▶ [Short problem]: Without the pictures, reproduce the records that follow exactly.

╭─ Input records

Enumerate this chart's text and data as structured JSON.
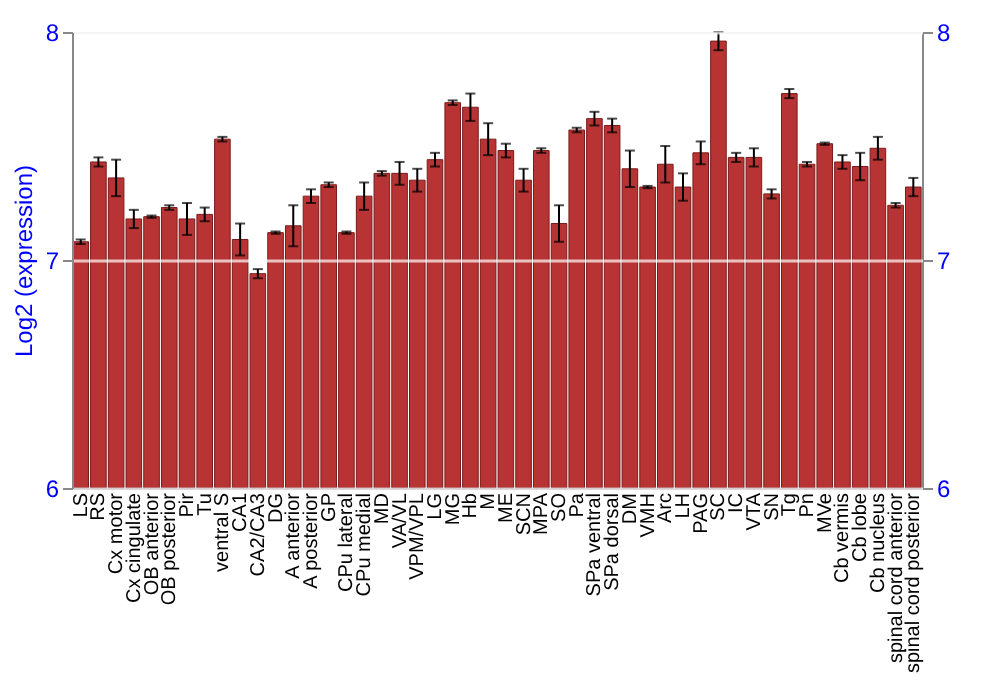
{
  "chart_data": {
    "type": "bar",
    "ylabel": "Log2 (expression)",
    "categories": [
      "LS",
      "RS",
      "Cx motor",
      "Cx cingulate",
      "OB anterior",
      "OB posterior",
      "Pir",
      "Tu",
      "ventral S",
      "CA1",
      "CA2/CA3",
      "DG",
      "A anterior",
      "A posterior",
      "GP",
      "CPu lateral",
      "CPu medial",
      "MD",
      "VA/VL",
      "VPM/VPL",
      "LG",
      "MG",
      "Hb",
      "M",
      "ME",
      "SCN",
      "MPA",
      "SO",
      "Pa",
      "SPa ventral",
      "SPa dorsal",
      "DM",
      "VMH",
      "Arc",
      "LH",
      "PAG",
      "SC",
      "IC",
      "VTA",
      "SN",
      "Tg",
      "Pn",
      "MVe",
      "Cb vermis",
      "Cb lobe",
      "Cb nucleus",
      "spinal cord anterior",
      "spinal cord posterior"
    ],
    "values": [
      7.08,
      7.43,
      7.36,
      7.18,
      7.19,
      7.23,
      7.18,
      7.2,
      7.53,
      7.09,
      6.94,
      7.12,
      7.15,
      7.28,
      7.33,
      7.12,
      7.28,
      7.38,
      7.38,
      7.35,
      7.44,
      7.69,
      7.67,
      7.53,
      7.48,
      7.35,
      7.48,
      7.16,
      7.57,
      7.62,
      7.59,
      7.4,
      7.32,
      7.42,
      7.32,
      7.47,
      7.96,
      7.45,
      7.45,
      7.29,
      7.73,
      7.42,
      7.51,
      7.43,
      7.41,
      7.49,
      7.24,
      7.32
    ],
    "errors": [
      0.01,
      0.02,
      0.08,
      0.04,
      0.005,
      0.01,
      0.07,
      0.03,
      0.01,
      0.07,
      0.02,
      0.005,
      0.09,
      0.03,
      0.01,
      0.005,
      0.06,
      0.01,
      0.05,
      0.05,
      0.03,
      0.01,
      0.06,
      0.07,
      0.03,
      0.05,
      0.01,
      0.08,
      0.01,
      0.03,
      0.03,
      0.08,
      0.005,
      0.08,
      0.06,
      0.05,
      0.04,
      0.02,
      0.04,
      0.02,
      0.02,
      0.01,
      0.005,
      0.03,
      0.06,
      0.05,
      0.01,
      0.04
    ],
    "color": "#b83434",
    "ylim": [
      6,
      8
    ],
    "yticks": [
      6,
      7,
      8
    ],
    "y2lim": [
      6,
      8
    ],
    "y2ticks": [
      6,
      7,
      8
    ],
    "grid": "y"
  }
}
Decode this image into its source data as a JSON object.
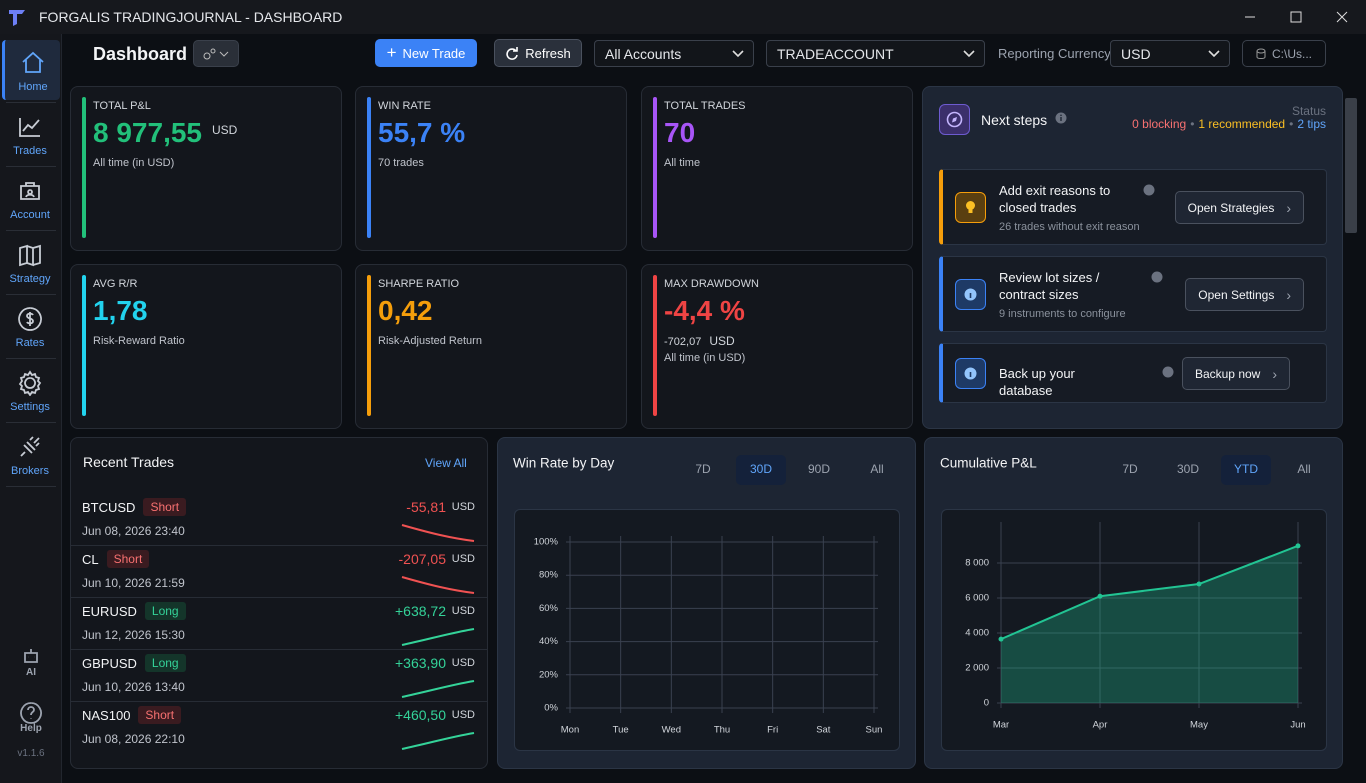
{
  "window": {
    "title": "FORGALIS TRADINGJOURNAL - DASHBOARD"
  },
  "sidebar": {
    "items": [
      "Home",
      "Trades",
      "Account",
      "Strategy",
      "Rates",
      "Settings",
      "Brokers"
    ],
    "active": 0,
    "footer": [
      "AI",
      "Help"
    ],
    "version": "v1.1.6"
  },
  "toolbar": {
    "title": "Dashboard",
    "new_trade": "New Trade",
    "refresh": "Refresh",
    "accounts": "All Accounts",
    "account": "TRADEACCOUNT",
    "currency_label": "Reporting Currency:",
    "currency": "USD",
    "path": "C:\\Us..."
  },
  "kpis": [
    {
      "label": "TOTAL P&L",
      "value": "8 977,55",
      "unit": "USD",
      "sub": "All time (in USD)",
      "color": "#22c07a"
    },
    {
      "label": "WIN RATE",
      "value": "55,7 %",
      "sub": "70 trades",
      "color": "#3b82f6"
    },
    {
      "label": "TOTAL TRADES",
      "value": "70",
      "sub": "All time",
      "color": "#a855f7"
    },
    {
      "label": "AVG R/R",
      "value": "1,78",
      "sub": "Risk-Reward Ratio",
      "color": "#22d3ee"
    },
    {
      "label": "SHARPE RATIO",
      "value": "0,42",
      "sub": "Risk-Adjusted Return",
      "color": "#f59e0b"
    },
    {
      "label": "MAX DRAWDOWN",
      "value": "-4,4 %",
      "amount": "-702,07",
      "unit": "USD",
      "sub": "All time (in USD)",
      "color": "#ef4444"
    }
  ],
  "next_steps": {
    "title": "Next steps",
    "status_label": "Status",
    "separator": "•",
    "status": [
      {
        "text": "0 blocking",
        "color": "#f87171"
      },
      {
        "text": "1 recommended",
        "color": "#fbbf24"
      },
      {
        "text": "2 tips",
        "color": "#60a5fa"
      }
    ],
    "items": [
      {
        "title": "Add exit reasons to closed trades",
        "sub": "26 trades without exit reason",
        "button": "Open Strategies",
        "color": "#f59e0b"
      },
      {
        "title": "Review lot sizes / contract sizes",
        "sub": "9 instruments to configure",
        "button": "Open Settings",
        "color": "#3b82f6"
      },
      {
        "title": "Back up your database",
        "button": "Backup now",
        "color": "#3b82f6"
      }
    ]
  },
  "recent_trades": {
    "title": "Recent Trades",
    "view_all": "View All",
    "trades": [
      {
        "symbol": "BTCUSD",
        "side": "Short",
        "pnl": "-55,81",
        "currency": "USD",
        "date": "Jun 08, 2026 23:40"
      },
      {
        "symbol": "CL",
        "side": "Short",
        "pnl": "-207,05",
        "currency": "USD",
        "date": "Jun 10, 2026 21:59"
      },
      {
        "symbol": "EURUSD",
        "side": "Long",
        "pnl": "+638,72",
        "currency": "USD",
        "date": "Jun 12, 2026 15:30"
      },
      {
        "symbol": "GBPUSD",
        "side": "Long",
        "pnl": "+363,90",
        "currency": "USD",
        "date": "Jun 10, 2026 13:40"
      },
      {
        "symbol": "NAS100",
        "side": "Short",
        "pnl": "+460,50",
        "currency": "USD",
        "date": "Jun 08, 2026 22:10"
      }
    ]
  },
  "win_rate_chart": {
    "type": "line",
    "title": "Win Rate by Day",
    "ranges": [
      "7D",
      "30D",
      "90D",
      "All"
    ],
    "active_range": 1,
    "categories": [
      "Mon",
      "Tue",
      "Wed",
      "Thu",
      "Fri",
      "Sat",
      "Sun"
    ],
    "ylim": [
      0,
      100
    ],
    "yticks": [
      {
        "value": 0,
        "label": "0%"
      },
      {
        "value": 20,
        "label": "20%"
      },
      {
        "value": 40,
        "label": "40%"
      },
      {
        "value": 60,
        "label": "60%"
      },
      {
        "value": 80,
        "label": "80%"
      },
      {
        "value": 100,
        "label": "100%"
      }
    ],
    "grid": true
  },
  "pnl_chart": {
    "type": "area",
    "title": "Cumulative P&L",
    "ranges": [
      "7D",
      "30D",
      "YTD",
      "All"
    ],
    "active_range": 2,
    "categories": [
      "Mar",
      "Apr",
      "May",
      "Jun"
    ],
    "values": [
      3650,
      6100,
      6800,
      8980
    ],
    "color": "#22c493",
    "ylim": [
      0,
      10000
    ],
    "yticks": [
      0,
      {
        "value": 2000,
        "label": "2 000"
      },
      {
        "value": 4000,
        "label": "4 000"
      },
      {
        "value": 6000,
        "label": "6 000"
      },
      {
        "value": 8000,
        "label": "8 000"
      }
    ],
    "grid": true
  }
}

╰─

▶ [Solution for this exercise]:
Enumerate this chart's text and data as structured JSON.
{
  "chart_data": {
    "type": "bar",
    "ylabel": "Log2 (expression)",
    "categories": [
      "LS",
      "RS",
      "Cx motor",
      "Cx cingulate",
      "OB anterior",
      "OB posterior",
      "Pir",
      "Tu",
      "ventral S",
      "CA1",
      "CA2/CA3",
      "DG",
      "A anterior",
      "A posterior",
      "GP",
      "CPu lateral",
      "CPu medial",
      "MD",
      "VA/VL",
      "VPM/VPL",
      "LG",
      "MG",
      "Hb",
      "M",
      "ME",
      "SCN",
      "MPA",
      "SO",
      "Pa",
      "SPa ventral",
      "SPa dorsal",
      "DM",
      "VMH",
      "Arc",
      "LH",
      "PAG",
      "SC",
      "IC",
      "VTA",
      "SN",
      "Tg",
      "Pn",
      "MVe",
      "Cb vermis",
      "Cb lobe",
      "Cb nucleus",
      "spinal cord anterior",
      "spinal cord posterior"
    ],
    "values": [
      7.08,
      7.43,
      7.36,
      7.18,
      7.19,
      7.23,
      7.18,
      7.2,
      7.53,
      7.09,
      6.94,
      7.12,
      7.15,
      7.28,
      7.33,
      7.12,
      7.28,
      7.38,
      7.38,
      7.35,
      7.44,
      7.69,
      7.67,
      7.53,
      7.48,
      7.35,
      7.48,
      7.16,
      7.57,
      7.62,
      7.59,
      7.4,
      7.32,
      7.42,
      7.32,
      7.47,
      7.96,
      7.45,
      7.45,
      7.29,
      7.73,
      7.42,
      7.51,
      7.43,
      7.41,
      7.49,
      7.24,
      7.32
    ],
    "errors": [
      0.01,
      0.02,
      0.08,
      0.04,
      0.005,
      0.01,
      0.07,
      0.03,
      0.01,
      0.07,
      0.02,
      0.005,
      0.09,
      0.03,
      0.01,
      0.005,
      0.06,
      0.01,
      0.05,
      0.05,
      0.03,
      0.01,
      0.06,
      0.07,
      0.03,
      0.05,
      0.01,
      0.08,
      0.01,
      0.03,
      0.03,
      0.08,
      0.005,
      0.08,
      0.06,
      0.05,
      0.04,
      0.02,
      0.04,
      0.02,
      0.02,
      0.01,
      0.005,
      0.03,
      0.06,
      0.05,
      0.01,
      0.04
    ],
    "color": "#b83434",
    "ylim": [
      6,
      8
    ],
    "yticks": [
      6,
      7,
      8
    ],
    "y2lim": [
      6,
      8
    ],
    "y2ticks": [
      6,
      7,
      8
    ],
    "grid": "y"
  }
}
Decode this image into its source data as a JSON object.
{
  "window": {
    "title": "FORGALIS TRADINGJOURNAL - DASHBOARD"
  },
  "sidebar": {
    "items": [
      "Home",
      "Trades",
      "Account",
      "Strategy",
      "Rates",
      "Settings",
      "Brokers"
    ],
    "active": 0,
    "footer": [
      "AI",
      "Help"
    ],
    "version": "v1.1.6"
  },
  "toolbar": {
    "title": "Dashboard",
    "new_trade": "New Trade",
    "refresh": "Refresh",
    "accounts": "All Accounts",
    "account": "TRADEACCOUNT",
    "currency_label": "Reporting Currency:",
    "currency": "USD",
    "path": "C:\\Us..."
  },
  "kpis": [
    {
      "label": "TOTAL P&L",
      "value": "8 977,55",
      "unit": "USD",
      "sub": "All time (in USD)",
      "color": "#22c07a"
    },
    {
      "label": "WIN RATE",
      "value": "55,7 %",
      "sub": "70 trades",
      "color": "#3b82f6"
    },
    {
      "label": "TOTAL TRADES",
      "value": "70",
      "sub": "All time",
      "color": "#a855f7"
    },
    {
      "label": "AVG R/R",
      "value": "1,78",
      "sub": "Risk-Reward Ratio",
      "color": "#22d3ee"
    },
    {
      "label": "SHARPE RATIO",
      "value": "0,42",
      "sub": "Risk-Adjusted Return",
      "color": "#f59e0b"
    },
    {
      "label": "MAX DRAWDOWN",
      "value": "-4,4 %",
      "amount": "-702,07",
      "unit": "USD",
      "sub": "All time (in USD)",
      "color": "#ef4444"
    }
  ],
  "next_steps": {
    "title": "Next steps",
    "status_label": "Status",
    "separator": "•",
    "status": [
      {
        "text": "0 blocking",
        "color": "#f87171"
      },
      {
        "text": "1 recommended",
        "color": "#fbbf24"
      },
      {
        "text": "2 tips",
        "color": "#60a5fa"
      }
    ],
    "items": [
      {
        "title": "Add exit reasons to closed trades",
        "sub": "26 trades without exit reason",
        "button": "Open Strategies",
        "color": "#f59e0b"
      },
      {
        "title": "Review lot sizes / contract sizes",
        "sub": "9 instruments to configure",
        "button": "Open Settings",
        "color": "#3b82f6"
      },
      {
        "title": "Back up your database",
        "button": "Backup now",
        "color": "#3b82f6"
      }
    ]
  },
  "recent_trades": {
    "title": "Recent Trades",
    "view_all": "View All",
    "trades": [
      {
        "symbol": "BTCUSD",
        "side": "Short",
        "pnl": "-55,81",
        "currency": "USD",
        "date": "Jun 08, 2026 23:40"
      },
      {
        "symbol": "CL",
        "side": "Short",
        "pnl": "-207,05",
        "currency": "USD",
        "date": "Jun 10, 2026 21:59"
      },
      {
        "symbol": "EURUSD",
        "side": "Long",
        "pnl": "+638,72",
        "currency": "USD",
        "date": "Jun 12, 2026 15:30"
      },
      {
        "symbol": "GBPUSD",
        "side": "Long",
        "pnl": "+363,90",
        "currency": "USD",
        "date": "Jun 10, 2026 13:40"
      },
      {
        "symbol": "NAS100",
        "side": "Short",
        "pnl": "+460,50",
        "currency": "USD",
        "date": "Jun 08, 2026 22:10"
      }
    ]
  },
  "win_rate_chart": {
    "type": "line",
    "title": "Win Rate by Day",
    "ranges": [
      "7D",
      "30D",
      "90D",
      "All"
    ],
    "active_range": 1,
    "categories": [
      "Mon",
      "Tue",
      "Wed",
      "Thu",
      "Fri",
      "Sat",
      "Sun"
    ],
    "ylim": [
      0,
      100
    ],
    "yticks": [
      {
        "value": 0,
        "label": "0%"
      },
      {
        "value": 20,
        "label": "20%"
      },
      {
        "value": 40,
        "label": "40%"
      },
      {
        "value": 60,
        "label": "60%"
      },
      {
        "value": 80,
        "label": "80%"
      },
      {
        "value": 100,
        "label": "100%"
      }
    ],
    "grid": true
  },
  "pnl_chart": {
    "type": "area",
    "title": "Cumulative P&L",
    "ranges": [
      "7D",
      "30D",
      "YTD",
      "All"
    ],
    "active_range": 2,
    "categories": [
      "Mar",
      "Apr",
      "May",
      "Jun"
    ],
    "values": [
      3650,
      6100,
      6800,
      8980
    ],
    "color": "#22c493",
    "ylim": [
      0,
      10000
    ],
    "yticks": [
      0,
      {
        "value": 2000,
        "label": "2 000"
      },
      {
        "value": 4000,
        "label": "4 000"
      },
      {
        "value": 6000,
        "label": "6 000"
      },
      {
        "value": 8000,
        "label": "8 000"
      }
    ],
    "grid": true
  }
}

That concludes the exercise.